**** DATASET CONTENT
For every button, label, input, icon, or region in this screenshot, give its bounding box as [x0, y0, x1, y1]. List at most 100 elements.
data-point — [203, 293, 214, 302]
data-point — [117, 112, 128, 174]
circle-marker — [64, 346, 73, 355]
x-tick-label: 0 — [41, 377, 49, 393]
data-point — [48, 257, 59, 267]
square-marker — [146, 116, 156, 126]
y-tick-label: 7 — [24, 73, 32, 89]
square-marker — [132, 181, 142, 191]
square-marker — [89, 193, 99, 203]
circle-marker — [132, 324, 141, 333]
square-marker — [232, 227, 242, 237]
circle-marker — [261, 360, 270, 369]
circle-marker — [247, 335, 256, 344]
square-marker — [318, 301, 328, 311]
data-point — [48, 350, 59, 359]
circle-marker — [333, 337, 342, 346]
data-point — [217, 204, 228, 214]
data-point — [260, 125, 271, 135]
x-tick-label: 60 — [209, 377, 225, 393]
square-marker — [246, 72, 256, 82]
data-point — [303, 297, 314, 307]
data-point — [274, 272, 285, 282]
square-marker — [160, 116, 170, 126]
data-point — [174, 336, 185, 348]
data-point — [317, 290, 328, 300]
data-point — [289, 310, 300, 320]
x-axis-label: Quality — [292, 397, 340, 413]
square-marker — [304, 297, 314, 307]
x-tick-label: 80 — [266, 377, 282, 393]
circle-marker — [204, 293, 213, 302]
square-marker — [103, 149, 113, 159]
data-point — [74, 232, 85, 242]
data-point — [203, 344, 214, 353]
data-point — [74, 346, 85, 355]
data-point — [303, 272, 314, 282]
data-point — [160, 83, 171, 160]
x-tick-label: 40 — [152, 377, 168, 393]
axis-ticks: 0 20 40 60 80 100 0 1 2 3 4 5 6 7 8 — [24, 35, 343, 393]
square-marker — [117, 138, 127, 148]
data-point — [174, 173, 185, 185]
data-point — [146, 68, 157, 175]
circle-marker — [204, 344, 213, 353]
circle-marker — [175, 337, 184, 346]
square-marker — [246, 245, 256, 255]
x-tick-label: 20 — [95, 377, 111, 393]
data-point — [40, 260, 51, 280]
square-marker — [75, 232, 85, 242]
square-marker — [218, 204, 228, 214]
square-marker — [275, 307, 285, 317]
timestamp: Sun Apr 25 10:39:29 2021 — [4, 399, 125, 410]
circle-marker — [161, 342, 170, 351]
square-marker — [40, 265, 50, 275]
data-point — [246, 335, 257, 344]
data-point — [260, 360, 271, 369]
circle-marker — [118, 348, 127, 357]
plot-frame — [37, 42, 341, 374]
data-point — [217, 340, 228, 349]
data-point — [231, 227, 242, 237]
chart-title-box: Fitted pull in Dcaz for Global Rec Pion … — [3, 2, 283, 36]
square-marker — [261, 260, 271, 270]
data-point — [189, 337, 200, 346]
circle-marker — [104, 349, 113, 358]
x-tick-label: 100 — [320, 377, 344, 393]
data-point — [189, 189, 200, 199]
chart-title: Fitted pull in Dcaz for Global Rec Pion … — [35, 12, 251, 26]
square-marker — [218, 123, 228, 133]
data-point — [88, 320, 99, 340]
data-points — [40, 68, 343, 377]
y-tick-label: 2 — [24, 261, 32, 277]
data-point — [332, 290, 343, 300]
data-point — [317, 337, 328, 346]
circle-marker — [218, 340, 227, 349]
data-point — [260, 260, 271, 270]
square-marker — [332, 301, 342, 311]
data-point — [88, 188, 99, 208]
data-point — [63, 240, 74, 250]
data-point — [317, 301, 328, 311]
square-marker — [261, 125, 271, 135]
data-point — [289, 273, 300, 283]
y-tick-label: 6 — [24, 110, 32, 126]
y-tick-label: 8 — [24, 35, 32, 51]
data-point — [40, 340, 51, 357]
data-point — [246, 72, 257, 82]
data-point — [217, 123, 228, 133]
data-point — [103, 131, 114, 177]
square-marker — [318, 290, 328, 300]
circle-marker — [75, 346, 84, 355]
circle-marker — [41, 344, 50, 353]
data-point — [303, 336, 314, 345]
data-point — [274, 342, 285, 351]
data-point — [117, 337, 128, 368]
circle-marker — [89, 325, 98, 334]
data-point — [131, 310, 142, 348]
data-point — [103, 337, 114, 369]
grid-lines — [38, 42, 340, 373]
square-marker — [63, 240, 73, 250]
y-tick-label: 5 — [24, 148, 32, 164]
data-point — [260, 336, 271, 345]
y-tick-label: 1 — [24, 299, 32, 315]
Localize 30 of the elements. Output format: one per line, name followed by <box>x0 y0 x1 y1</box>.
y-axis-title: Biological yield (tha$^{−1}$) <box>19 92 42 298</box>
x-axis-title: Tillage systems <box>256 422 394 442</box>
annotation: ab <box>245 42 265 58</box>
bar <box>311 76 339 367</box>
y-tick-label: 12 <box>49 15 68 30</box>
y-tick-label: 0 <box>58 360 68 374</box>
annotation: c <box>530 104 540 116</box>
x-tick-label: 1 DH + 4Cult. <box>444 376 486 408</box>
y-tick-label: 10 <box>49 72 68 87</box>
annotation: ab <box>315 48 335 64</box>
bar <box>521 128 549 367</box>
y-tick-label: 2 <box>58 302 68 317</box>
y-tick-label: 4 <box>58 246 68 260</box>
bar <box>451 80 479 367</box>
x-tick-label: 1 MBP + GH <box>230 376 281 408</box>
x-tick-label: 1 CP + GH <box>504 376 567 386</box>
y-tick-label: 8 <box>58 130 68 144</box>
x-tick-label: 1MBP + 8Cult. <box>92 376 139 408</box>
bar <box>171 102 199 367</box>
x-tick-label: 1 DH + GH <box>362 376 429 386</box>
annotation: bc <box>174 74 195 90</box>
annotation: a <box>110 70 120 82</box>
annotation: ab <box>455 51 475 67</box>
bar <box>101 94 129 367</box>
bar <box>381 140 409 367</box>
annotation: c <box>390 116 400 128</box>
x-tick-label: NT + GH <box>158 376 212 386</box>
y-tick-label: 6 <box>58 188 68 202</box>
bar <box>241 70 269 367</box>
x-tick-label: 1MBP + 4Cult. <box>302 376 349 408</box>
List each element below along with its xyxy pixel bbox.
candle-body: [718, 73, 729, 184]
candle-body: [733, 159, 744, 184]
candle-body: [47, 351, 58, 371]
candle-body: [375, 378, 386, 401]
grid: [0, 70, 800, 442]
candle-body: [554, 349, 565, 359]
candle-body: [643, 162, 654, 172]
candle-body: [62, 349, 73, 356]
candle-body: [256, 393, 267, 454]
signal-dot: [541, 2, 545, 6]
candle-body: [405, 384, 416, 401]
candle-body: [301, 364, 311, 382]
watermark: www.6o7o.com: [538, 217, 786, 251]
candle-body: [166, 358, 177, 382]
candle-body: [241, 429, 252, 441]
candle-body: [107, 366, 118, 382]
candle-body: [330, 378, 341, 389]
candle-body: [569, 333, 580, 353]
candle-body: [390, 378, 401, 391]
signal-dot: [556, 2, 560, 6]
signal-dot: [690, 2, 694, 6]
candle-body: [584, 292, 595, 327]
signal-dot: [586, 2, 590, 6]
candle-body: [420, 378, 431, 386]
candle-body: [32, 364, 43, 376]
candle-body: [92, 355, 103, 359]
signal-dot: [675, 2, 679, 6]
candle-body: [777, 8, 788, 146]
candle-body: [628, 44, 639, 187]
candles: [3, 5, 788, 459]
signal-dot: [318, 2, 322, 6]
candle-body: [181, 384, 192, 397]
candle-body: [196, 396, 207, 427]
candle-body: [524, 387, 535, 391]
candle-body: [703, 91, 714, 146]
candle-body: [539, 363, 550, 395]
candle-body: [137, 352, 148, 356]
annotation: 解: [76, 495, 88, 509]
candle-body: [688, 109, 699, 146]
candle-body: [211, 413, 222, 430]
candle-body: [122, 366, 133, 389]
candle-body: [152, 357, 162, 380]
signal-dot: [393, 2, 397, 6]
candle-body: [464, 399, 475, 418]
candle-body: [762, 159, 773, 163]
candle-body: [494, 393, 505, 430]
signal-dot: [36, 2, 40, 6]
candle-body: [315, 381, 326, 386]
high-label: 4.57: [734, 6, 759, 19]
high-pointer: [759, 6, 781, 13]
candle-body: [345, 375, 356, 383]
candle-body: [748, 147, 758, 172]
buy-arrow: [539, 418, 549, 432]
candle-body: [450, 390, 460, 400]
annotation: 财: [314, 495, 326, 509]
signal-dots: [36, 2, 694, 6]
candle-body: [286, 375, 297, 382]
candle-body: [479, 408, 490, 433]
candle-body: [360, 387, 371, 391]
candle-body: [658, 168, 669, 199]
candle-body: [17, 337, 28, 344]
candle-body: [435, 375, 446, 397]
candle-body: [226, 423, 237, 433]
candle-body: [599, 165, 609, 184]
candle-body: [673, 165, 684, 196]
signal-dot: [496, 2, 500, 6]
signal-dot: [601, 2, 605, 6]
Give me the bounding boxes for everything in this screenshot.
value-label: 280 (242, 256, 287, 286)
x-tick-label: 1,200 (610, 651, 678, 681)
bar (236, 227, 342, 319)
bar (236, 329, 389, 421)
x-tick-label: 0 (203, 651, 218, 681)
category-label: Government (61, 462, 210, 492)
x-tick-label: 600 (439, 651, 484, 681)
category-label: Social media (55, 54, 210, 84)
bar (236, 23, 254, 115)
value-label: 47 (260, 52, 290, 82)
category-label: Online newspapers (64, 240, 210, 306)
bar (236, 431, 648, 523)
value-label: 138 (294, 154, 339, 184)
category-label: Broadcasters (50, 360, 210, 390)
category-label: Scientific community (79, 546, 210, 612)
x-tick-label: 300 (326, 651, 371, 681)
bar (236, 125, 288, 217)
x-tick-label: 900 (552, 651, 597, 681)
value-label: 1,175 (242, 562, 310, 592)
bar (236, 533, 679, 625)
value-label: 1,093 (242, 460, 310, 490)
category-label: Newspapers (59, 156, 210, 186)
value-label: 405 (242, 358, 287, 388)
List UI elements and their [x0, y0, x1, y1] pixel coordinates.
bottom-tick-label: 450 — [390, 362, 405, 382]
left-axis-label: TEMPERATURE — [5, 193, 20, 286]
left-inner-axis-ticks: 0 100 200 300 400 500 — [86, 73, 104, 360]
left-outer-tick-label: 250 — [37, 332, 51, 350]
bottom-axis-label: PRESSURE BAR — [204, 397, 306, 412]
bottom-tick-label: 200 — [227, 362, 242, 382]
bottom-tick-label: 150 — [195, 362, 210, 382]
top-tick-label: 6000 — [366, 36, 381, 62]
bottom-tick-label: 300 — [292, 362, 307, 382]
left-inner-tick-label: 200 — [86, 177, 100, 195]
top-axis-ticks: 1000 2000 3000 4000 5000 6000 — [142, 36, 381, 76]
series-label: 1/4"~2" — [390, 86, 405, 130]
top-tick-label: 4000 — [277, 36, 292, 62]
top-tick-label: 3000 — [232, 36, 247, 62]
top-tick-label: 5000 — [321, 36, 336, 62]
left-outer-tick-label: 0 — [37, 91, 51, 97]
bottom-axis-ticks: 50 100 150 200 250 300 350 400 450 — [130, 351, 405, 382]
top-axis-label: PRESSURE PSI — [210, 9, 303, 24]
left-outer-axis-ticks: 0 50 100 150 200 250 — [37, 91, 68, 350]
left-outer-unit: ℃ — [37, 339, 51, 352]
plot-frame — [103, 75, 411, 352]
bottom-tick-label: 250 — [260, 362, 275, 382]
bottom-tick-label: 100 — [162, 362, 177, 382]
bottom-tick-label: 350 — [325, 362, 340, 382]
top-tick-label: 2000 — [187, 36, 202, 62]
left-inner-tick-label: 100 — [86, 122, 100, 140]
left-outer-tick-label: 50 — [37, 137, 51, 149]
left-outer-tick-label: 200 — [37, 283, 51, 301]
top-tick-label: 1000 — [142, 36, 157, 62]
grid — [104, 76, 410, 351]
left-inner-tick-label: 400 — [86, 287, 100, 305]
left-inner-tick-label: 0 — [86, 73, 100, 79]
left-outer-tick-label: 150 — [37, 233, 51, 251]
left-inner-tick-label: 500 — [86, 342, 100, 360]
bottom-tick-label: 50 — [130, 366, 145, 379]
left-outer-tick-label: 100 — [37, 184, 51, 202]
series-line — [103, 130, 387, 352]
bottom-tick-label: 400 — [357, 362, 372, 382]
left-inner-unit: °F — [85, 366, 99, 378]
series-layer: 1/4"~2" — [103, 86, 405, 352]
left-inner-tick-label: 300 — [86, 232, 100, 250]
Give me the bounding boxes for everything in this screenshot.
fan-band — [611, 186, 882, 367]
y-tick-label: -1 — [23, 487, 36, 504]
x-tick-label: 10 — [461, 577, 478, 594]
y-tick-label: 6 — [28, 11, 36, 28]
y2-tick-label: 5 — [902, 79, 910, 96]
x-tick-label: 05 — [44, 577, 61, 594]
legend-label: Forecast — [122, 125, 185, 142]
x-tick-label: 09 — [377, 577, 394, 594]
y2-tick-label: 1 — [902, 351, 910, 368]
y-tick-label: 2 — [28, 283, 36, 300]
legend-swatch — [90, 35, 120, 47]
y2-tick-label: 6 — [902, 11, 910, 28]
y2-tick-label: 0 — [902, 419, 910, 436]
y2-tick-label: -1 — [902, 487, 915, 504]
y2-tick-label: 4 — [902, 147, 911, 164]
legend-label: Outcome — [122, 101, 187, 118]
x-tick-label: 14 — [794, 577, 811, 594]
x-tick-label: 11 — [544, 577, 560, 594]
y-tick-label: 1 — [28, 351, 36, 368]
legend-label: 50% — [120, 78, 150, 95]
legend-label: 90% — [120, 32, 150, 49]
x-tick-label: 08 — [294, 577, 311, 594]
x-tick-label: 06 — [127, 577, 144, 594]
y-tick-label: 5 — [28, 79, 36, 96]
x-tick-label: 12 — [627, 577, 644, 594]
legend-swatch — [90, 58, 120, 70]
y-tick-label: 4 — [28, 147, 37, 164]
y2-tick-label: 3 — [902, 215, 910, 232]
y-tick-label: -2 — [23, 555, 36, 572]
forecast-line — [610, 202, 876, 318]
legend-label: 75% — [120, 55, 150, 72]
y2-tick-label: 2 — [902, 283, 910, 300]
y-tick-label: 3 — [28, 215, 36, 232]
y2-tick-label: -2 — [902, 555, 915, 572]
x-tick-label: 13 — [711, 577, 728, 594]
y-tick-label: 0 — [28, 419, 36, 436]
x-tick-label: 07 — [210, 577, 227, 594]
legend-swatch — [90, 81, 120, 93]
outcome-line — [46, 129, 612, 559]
********
**EXERCISE DIRECTIONS:** Copy the listing above word for word, starting at its first line and ending at the line containing "data-point — [40, 260, 51, 280]", with both of those lines included.

**SOLUTION TO THIS TASK:**
For every button, label, input, icon, or region in this screenshot, give its bounding box as [x0, y0, x1, y1]. List at most 100 elements.
data-point — [203, 293, 214, 302]
data-point — [117, 112, 128, 174]
circle-marker — [64, 346, 73, 355]
x-tick-label: 0 — [41, 377, 49, 393]
data-point — [48, 257, 59, 267]
square-marker — [146, 116, 156, 126]
y-tick-label: 7 — [24, 73, 32, 89]
square-marker — [132, 181, 142, 191]
square-marker — [89, 193, 99, 203]
circle-marker — [132, 324, 141, 333]
square-marker — [232, 227, 242, 237]
circle-marker — [261, 360, 270, 369]
circle-marker — [247, 335, 256, 344]
square-marker — [318, 301, 328, 311]
data-point — [48, 350, 59, 359]
circle-marker — [333, 337, 342, 346]
data-point — [217, 204, 228, 214]
data-point — [260, 125, 271, 135]
x-tick-label: 60 — [209, 377, 225, 393]
square-marker — [246, 72, 256, 82]
data-point — [303, 297, 314, 307]
data-point — [274, 272, 285, 282]
square-marker — [160, 116, 170, 126]
data-point — [174, 336, 185, 348]
data-point — [317, 290, 328, 300]
data-point — [289, 310, 300, 320]
x-axis-label: Quality — [292, 397, 340, 413]
square-marker — [304, 297, 314, 307]
x-tick-label: 80 — [266, 377, 282, 393]
circle-marker — [204, 293, 213, 302]
square-marker — [103, 149, 113, 159]
data-point — [74, 232, 85, 242]
data-point — [203, 344, 214, 353]
data-point — [74, 346, 85, 355]
data-point — [303, 272, 314, 282]
data-point — [160, 83, 171, 160]
x-tick-label: 40 — [152, 377, 168, 393]
axis-ticks: 0 20 40 60 80 100 0 1 2 3 4 5 6 7 8 — [24, 35, 343, 393]
square-marker — [117, 138, 127, 148]
data-point — [174, 173, 185, 185]
data-point — [146, 68, 157, 175]
circle-marker — [204, 344, 213, 353]
circle-marker — [175, 337, 184, 346]
square-marker — [246, 245, 256, 255]
x-tick-label: 20 — [95, 377, 111, 393]
data-point — [40, 260, 51, 280]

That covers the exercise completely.